→ **Written task**
Wherever "FinancialAha" appears in a line, copy that line.

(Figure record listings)

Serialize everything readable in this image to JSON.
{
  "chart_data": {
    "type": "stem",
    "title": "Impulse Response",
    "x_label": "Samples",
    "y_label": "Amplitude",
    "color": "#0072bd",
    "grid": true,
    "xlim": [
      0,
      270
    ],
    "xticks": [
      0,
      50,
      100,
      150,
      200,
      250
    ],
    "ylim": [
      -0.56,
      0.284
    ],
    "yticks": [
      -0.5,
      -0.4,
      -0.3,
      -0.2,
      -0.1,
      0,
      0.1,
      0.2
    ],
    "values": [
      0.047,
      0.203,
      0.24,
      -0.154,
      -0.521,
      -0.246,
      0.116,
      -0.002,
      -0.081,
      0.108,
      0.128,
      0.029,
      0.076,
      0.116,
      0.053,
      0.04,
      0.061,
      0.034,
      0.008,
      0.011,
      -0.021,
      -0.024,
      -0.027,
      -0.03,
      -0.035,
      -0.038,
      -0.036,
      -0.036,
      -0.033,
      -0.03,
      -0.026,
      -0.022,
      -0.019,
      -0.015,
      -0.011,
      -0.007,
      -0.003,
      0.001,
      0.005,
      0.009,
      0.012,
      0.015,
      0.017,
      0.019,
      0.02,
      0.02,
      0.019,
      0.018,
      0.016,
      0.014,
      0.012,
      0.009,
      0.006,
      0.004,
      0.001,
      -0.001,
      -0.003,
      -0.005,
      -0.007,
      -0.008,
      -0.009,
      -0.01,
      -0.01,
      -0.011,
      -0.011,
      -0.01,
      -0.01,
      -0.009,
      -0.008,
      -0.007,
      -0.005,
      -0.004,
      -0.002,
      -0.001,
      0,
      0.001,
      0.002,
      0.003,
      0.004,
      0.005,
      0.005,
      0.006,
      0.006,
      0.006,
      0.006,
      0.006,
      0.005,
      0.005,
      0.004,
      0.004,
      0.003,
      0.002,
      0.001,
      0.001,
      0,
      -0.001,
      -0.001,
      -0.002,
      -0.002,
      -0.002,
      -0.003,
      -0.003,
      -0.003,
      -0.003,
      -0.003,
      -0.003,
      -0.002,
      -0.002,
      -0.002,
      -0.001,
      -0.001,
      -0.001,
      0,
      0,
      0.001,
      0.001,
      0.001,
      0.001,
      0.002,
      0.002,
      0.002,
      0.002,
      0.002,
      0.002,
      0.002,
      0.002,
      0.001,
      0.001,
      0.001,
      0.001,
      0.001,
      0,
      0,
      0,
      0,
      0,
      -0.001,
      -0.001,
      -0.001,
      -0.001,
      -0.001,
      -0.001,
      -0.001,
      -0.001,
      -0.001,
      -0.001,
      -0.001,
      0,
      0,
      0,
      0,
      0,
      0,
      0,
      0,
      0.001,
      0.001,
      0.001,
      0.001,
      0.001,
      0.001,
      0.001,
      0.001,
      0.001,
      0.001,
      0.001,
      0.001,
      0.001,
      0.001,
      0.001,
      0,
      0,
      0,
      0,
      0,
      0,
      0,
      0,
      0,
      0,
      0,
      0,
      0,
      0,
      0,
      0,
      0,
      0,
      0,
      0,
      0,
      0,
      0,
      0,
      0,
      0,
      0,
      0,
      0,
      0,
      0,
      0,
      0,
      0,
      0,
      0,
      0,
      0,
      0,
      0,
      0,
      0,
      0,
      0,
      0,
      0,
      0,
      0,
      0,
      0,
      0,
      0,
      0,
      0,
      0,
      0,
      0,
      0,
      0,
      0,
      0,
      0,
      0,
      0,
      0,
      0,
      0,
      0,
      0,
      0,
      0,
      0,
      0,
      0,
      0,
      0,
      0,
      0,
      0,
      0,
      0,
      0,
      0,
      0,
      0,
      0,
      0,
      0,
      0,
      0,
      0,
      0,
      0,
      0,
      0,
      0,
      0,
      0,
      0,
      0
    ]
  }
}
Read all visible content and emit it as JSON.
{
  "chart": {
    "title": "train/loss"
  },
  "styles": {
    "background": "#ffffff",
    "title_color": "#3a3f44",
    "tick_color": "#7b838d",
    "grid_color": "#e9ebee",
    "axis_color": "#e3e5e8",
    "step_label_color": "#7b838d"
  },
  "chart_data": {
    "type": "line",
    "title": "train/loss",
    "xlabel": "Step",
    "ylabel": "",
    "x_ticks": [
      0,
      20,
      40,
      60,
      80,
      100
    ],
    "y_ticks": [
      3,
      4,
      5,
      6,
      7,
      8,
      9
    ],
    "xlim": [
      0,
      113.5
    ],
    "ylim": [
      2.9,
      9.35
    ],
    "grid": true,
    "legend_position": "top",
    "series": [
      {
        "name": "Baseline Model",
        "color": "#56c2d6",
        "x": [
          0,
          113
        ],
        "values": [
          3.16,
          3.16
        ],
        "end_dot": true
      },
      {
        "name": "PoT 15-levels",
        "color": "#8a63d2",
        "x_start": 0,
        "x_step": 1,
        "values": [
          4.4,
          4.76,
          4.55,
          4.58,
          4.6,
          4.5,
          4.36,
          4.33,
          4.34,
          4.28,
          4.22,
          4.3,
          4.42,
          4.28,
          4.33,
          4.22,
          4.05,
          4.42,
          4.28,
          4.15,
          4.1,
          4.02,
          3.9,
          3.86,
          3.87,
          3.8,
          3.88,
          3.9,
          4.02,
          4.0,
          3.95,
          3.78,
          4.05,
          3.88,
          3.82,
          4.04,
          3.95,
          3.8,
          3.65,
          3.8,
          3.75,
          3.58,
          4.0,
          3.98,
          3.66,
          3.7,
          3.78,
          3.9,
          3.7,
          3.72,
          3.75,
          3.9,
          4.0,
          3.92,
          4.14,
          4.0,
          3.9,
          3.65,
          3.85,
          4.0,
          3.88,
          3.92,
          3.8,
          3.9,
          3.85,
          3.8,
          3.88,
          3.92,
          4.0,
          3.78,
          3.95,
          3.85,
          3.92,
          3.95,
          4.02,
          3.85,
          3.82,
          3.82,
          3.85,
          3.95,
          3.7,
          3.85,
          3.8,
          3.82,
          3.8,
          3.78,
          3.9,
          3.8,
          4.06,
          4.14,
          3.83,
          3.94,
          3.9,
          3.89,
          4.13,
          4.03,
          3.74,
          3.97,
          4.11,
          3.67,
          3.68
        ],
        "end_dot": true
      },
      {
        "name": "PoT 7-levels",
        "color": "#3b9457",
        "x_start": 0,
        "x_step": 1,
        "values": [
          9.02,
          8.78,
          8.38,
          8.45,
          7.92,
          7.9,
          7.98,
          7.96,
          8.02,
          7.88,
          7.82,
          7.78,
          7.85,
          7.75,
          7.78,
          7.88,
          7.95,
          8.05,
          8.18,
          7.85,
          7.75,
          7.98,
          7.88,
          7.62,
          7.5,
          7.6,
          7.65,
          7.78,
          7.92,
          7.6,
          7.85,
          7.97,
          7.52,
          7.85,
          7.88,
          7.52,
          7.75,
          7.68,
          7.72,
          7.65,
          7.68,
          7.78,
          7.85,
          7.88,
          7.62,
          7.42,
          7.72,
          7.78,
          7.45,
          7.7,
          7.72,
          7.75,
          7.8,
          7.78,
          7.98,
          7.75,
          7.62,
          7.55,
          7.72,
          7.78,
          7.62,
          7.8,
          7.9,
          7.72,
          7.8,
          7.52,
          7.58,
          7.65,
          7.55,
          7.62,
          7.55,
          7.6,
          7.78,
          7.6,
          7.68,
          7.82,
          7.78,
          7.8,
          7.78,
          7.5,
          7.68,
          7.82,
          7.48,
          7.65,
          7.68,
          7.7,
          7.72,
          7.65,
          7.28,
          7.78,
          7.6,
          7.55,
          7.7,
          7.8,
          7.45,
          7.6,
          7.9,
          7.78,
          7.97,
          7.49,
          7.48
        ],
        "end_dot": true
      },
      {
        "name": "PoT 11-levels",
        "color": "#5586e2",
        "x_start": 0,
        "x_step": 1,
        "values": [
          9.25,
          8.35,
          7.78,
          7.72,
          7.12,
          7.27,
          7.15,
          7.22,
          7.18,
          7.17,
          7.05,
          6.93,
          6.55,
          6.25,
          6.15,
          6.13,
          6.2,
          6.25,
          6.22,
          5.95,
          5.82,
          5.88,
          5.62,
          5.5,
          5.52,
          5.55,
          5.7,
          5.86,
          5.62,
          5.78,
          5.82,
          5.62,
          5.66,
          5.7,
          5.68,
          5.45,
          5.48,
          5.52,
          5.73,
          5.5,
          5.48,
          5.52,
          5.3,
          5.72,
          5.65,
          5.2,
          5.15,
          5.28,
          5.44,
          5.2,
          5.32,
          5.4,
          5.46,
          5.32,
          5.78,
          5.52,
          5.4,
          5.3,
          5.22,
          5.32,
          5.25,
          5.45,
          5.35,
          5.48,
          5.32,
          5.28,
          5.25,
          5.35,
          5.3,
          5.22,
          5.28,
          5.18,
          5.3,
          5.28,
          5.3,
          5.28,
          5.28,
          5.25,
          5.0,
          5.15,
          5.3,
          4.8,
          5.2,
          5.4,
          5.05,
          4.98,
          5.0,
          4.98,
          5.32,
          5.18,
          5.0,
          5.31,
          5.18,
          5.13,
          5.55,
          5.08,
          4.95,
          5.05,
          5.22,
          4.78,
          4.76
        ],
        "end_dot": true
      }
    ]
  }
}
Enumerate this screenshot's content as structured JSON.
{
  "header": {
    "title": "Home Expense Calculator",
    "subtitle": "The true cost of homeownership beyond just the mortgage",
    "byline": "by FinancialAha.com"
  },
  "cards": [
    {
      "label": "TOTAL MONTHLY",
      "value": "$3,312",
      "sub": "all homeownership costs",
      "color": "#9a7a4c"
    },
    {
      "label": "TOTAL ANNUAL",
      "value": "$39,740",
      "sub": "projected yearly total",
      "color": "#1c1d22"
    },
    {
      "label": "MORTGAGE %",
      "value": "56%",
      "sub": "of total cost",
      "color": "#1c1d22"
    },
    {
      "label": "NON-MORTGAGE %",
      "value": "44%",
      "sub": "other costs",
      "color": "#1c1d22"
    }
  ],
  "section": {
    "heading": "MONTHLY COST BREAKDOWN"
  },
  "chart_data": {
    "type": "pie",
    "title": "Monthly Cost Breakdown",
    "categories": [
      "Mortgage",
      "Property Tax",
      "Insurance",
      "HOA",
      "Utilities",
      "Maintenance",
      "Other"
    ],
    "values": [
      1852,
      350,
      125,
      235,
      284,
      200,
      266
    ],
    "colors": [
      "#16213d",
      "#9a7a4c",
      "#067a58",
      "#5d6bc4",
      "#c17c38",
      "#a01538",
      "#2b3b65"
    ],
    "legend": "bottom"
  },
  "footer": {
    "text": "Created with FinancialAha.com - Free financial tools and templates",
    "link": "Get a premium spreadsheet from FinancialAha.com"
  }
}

→ **Written solution**
    "byline": "by FinancialAha.com"
    "text": "Created with FinancialAha.com - Free financial tools and templates",
    "link": "Get a premium spreadsheet from FinancialAha.com"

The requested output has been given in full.